[Passage shown start]

The opposition leader is different from the whip; the whip is a member of the same party who is responsible for ensuring members vote along party lines when circumstances require. There is often a whip on the government side and also in the opposition. But it's usually not the leader. Anchoress 14:49, 30 October 2006 (UTC)
I'm no expert on Jamaica, but as for Cuba, it's a DICTATORSHIP, meaning that any semblance of parliamentary democracy is nothing but farcical window dressing, meant for those few who actually believe that the mere existence of a "parliament", on its own, has any meaning whatsoever. It never ceases to amaze me how so many actually lend credence to these mere trappings of democracy. I suppose Cuba has a parliamentary "whip" of sorts, only it isn't quite the metaphorical "whip" as exists in actual democracies, but rather a quite real, non-metaphorical "gun". Cuba's parliamentary "guns" are held quite snugly in the holsters beside Fidel Castro's hip, along with the hips of his most loyal supporters. Loomis 14:58, 30 October 2006 (UTC)

[Passage shown end]

◆ Stated problem 1 ◆
Using the discussion of parliamentary whips, answer these:
(a) What is the whip responsible for?
(b) What form of government does the second comment say Cuba is?
(c) Beside whose hips are Cuba's parliamentary "guns" said to be held?
The entries that follow are not connected to the discussion of parliamentary whips.

[Excerpted records start]

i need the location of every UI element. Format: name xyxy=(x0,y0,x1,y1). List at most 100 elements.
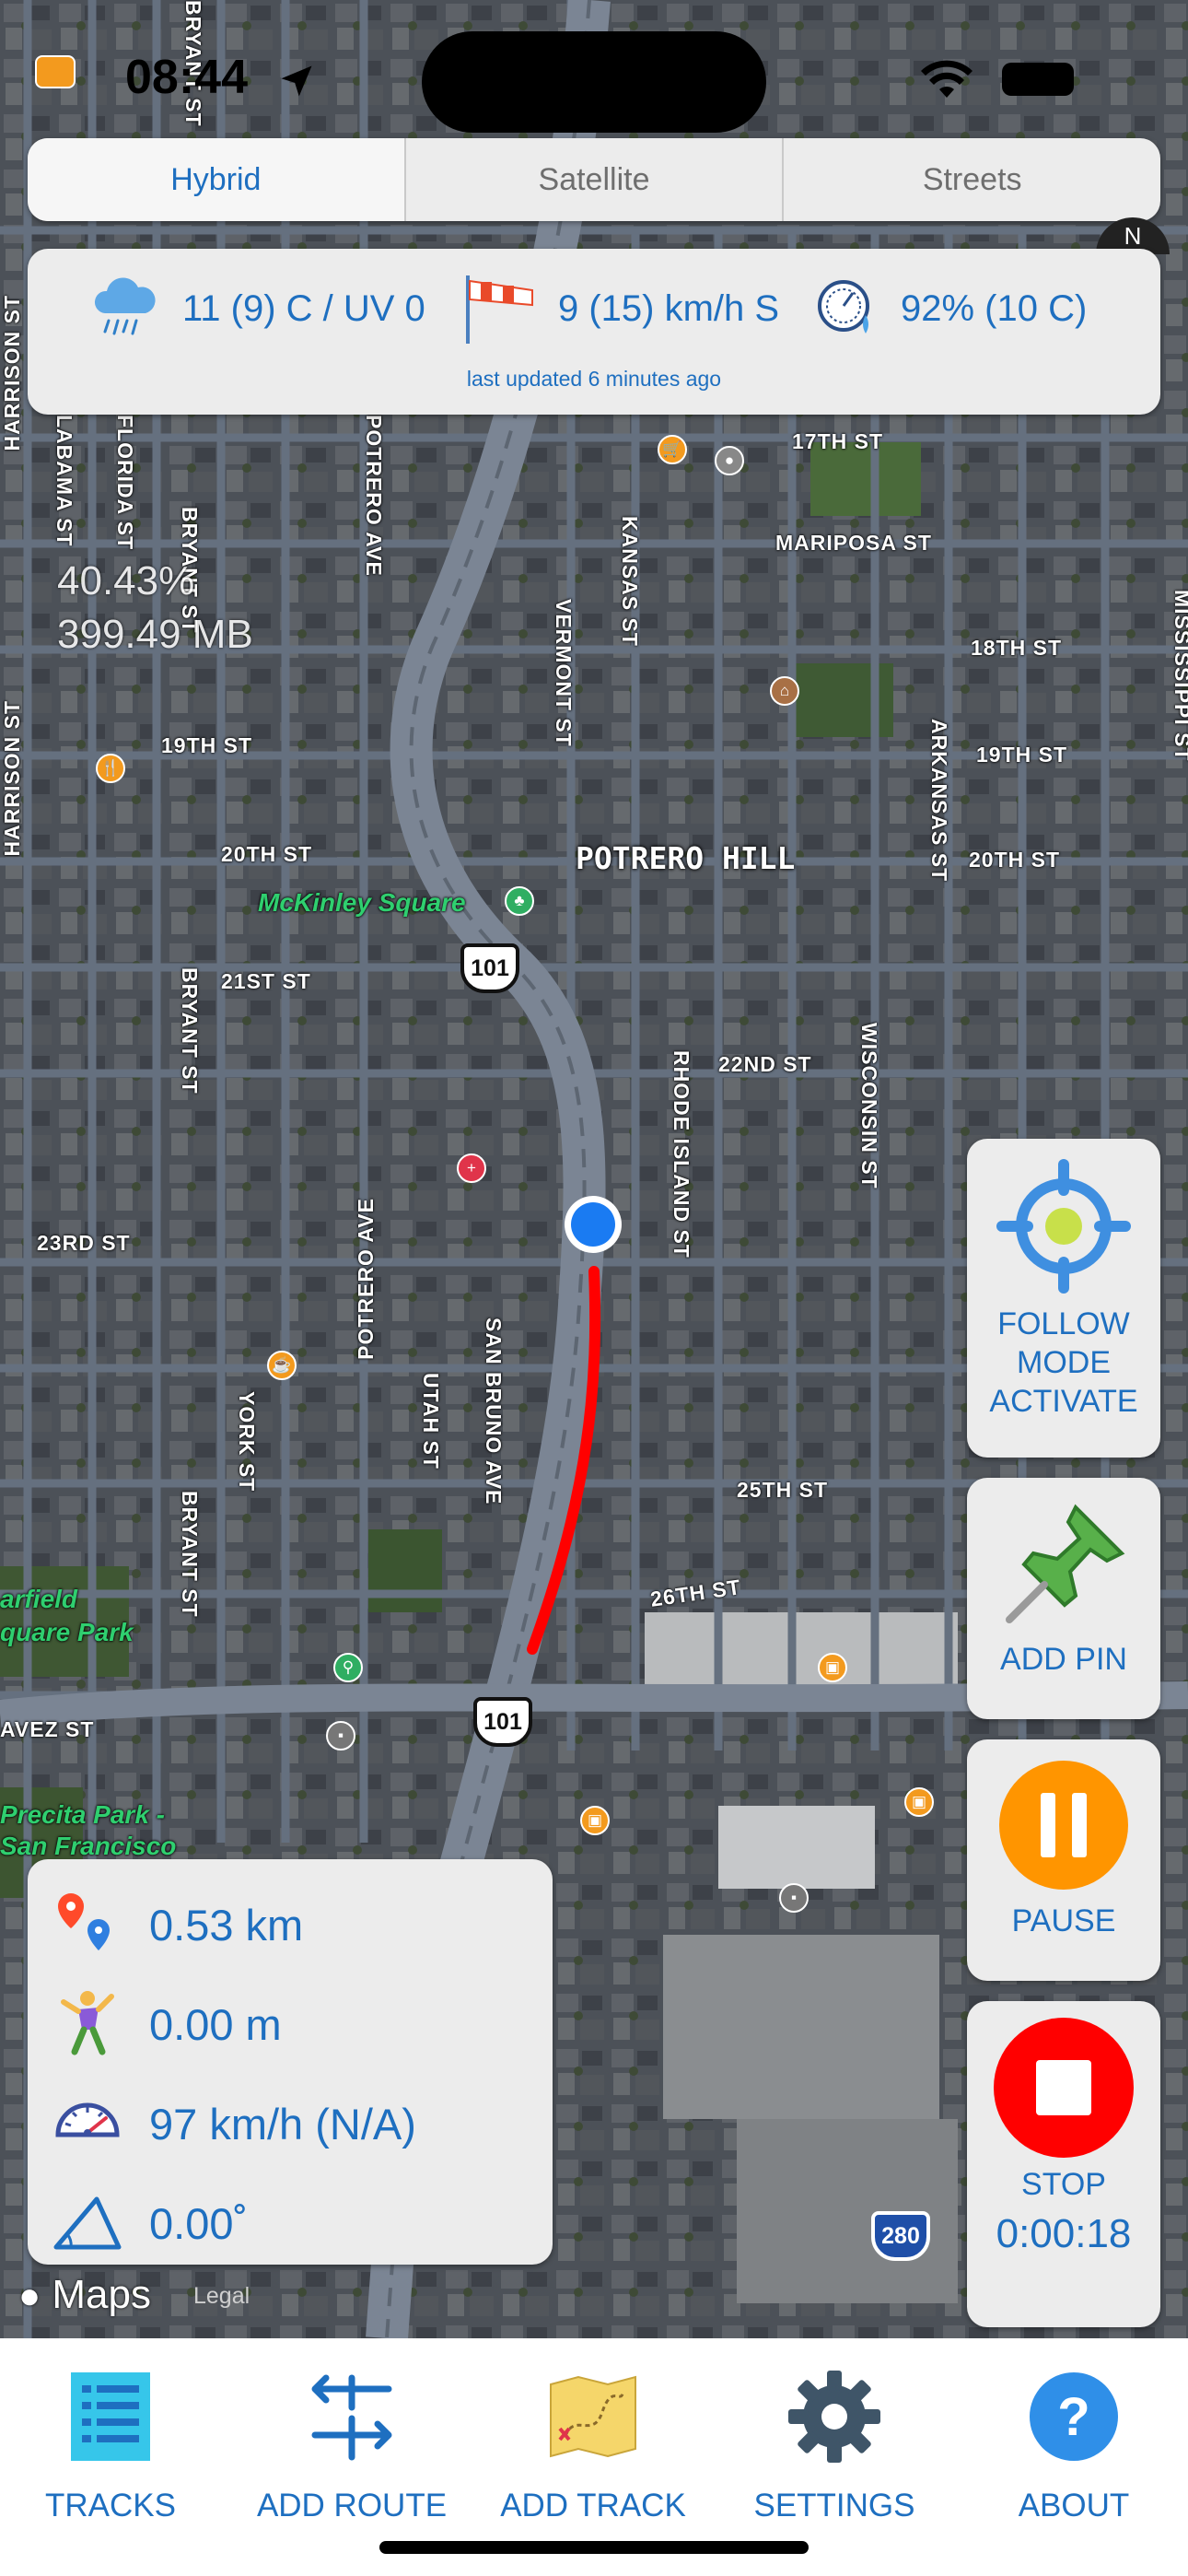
street-label: 25TH ST xyxy=(737,1478,829,1502)
museum-poi-icon[interactable]: ⌂ xyxy=(770,676,799,706)
park-label-precita: San Francisco xyxy=(0,1832,177,1860)
wifi-icon xyxy=(921,60,973,98)
highway-101-shield: 101 xyxy=(473,1697,532,1747)
street-label: 20TH ST xyxy=(969,848,1061,872)
highway-280-shield: 280 xyxy=(871,2211,930,2261)
hospital-poi-icon[interactable]: + xyxy=(457,1153,486,1183)
sports-poi-icon[interactable]: ⚲ xyxy=(333,1653,363,1682)
tab-add-route[interactable]: ADD ROUTE xyxy=(241,2366,462,2524)
pause-button[interactable]: PAUSE xyxy=(967,1739,1160,1981)
hygrometer-icon xyxy=(818,280,869,334)
speed-row: 97 km/h (N/A) xyxy=(46,2082,416,2165)
weather-updated-text: last updated 6 minutes ago xyxy=(466,367,722,391)
street-label: 20TH ST xyxy=(221,842,313,866)
business-poi-icon[interactable]: ▣ xyxy=(818,1653,847,1682)
street-label: SAN BRUNO AVE xyxy=(482,1317,506,1505)
street-label: VERMONT ST xyxy=(552,599,576,747)
street-label: AVEZ ST xyxy=(0,1717,95,1741)
street-label: ARKANSAS ST xyxy=(927,719,951,883)
business-poi-icon[interactable]: ▣ xyxy=(904,1787,934,1817)
street-label: RHODE ISLAND ST xyxy=(670,1050,693,1259)
weather-temperature: 11 (9) C / UV 0 xyxy=(88,276,425,341)
question-icon: ? xyxy=(1030,2372,1118,2461)
stop-icon xyxy=(994,2018,1134,2158)
temperature-text: 11 (9) C / UV 0 xyxy=(182,287,425,329)
speedometer-icon xyxy=(55,2102,120,2137)
add-pin-button[interactable]: ADD PIN xyxy=(967,1478,1160,1719)
park-label-mckinley: McKinley Square xyxy=(258,888,466,917)
shopping-poi-icon[interactable]: 🛒 xyxy=(658,435,687,464)
tab-settings[interactable]: SETTINGS xyxy=(724,2366,945,2524)
poi-icon[interactable]: ● xyxy=(715,446,744,475)
svg-text:?: ? xyxy=(1057,2387,1089,2447)
segment-streets[interactable]: Streets xyxy=(784,138,1160,221)
list-icon xyxy=(71,2372,150,2461)
cafe-poi-icon[interactable]: ☕ xyxy=(267,1351,297,1380)
stop-button[interactable]: STOP 0:00:18 xyxy=(967,2001,1160,2327)
street-label: MISSISSIPPI ST xyxy=(1171,590,1188,762)
tab-about-label: ABOUT xyxy=(1018,2488,1130,2523)
street-label: BRYANT ST xyxy=(178,1491,202,1618)
street-label: POTRERO AVE xyxy=(362,415,386,577)
distance-pins-icon xyxy=(58,1893,110,1950)
pause-icon xyxy=(999,1761,1128,1890)
rain-cloud-icon xyxy=(94,277,156,335)
tab-add-track[interactable]: ADD TRACK xyxy=(483,2366,704,2524)
navigation-arrow-icon xyxy=(281,65,312,97)
street-label: LABAMA ST xyxy=(52,415,76,547)
climber-icon xyxy=(61,1991,114,2055)
parking-poi-icon[interactable]: ▪ xyxy=(326,1721,355,1751)
street-label: POTRERO AVE xyxy=(354,1198,378,1360)
map-type-segmented-control: Hybrid Satellite Streets xyxy=(28,138,1160,221)
home-indicator xyxy=(379,2541,809,2554)
tab-tracks[interactable]: TRACKS xyxy=(0,2366,221,2524)
status-time: 08:44 xyxy=(125,51,248,104)
battery-icon xyxy=(1002,63,1074,96)
add-pin-label: ADD PIN xyxy=(1000,1642,1127,1677)
legal-link[interactable]: Legal xyxy=(193,2283,250,2310)
status-bar: 08:44 xyxy=(0,0,1188,138)
park-poi-icon[interactable]: ♣ xyxy=(505,886,534,916)
humidity-text: 92% (10 C) xyxy=(901,287,1088,329)
map-cache-percent: 40.43% xyxy=(57,558,195,603)
street-label: 23RD ST xyxy=(37,1231,131,1255)
wind-text: 9 (15) km/h S xyxy=(558,287,780,329)
apple-icon: ● xyxy=(18,2276,41,2316)
street-label: 19TH ST xyxy=(976,743,1068,767)
street-label: HARRISON ST xyxy=(0,700,24,857)
street-label: 19TH ST xyxy=(161,733,253,757)
segment-satellite[interactable]: Satellite xyxy=(406,138,785,221)
apple-maps-attribution[interactable]: ● Maps xyxy=(18,2272,151,2318)
treasure-map-icon xyxy=(550,2375,636,2458)
street-label: HARRISON ST xyxy=(0,295,24,451)
follow-mode-button[interactable]: FOLLOW MODE ACTIVATE xyxy=(967,1139,1160,1458)
restaurant-poi-icon[interactable]: 🍴 xyxy=(96,754,125,783)
weather-humidity: 92% (10 C) xyxy=(812,276,1087,341)
distance-value: 0.53 km xyxy=(149,1900,304,1950)
elevation-value: 0.00 m xyxy=(149,1999,282,2049)
segment-hybrid[interactable]: Hybrid xyxy=(28,138,406,221)
street-label: YORK ST xyxy=(235,1391,259,1493)
street-label: UTAH ST xyxy=(419,1373,443,1469)
highway-101-shield: 101 xyxy=(460,943,519,993)
street-label: 22ND ST xyxy=(718,1052,812,1076)
tab-tracks-label: TRACKS xyxy=(45,2488,176,2523)
tab-about[interactable]: ? ABOUT xyxy=(963,2366,1184,2524)
elapsed-time: 0:00:18 xyxy=(996,2211,1132,2256)
street-label: KANSAS ST xyxy=(618,516,642,647)
briefcase-icon xyxy=(35,55,76,88)
stop-label: STOP xyxy=(1021,2167,1106,2202)
parking-poi-icon[interactable]: ▪ xyxy=(779,1883,809,1913)
weather-panel: 11 (9) C / UV 0 9 (15) km/h S 92% (10 C)… xyxy=(28,249,1160,415)
park-label-garfield: arfield xyxy=(0,1585,78,1613)
street-label: 21ST ST xyxy=(221,969,311,993)
windsock-icon xyxy=(466,275,533,344)
slope-value: 0.00˚ xyxy=(149,2198,249,2248)
business-poi-icon[interactable]: ▣ xyxy=(580,1806,610,1835)
tab-settings-label: SETTINGS xyxy=(753,2488,915,2523)
elevation-row: 0.00 m xyxy=(46,1983,282,2066)
arrows-icon xyxy=(311,2374,392,2461)
tab-add-track-label: ADD TRACK xyxy=(500,2488,686,2523)
street-label: 17TH ST xyxy=(792,429,884,453)
street-label: 18TH ST xyxy=(971,636,1063,660)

[Excerpted records end]

◆ Stated problem 2 ◆
Copy out the entries starting at the line that has "street-label: 25TH ST" and ending after the line that has "hospital-poi-icon[interactable]: + xyxy=(457,1153,486,1183)".

◆ Task output 1 ◆
(a) Ensuring members vote along party lines when circumstances require.
(b) A dictatorship.
(c) Fidel Castro's, along with the hips of his most loyal supporters.

◆ Task output 2 ◆
street-label: 25TH ST xyxy=(737,1478,829,1502)
museum-poi-icon[interactable]: ⌂ xyxy=(770,676,799,706)
park-label-precita: San Francisco xyxy=(0,1832,177,1860)
wifi-icon xyxy=(921,60,973,98)
highway-101-shield: 101 xyxy=(473,1697,532,1747)
street-label: 20TH ST xyxy=(969,848,1061,872)
highway-280-shield: 280 xyxy=(871,2211,930,2261)
hospital-poi-icon[interactable]: + xyxy=(457,1153,486,1183)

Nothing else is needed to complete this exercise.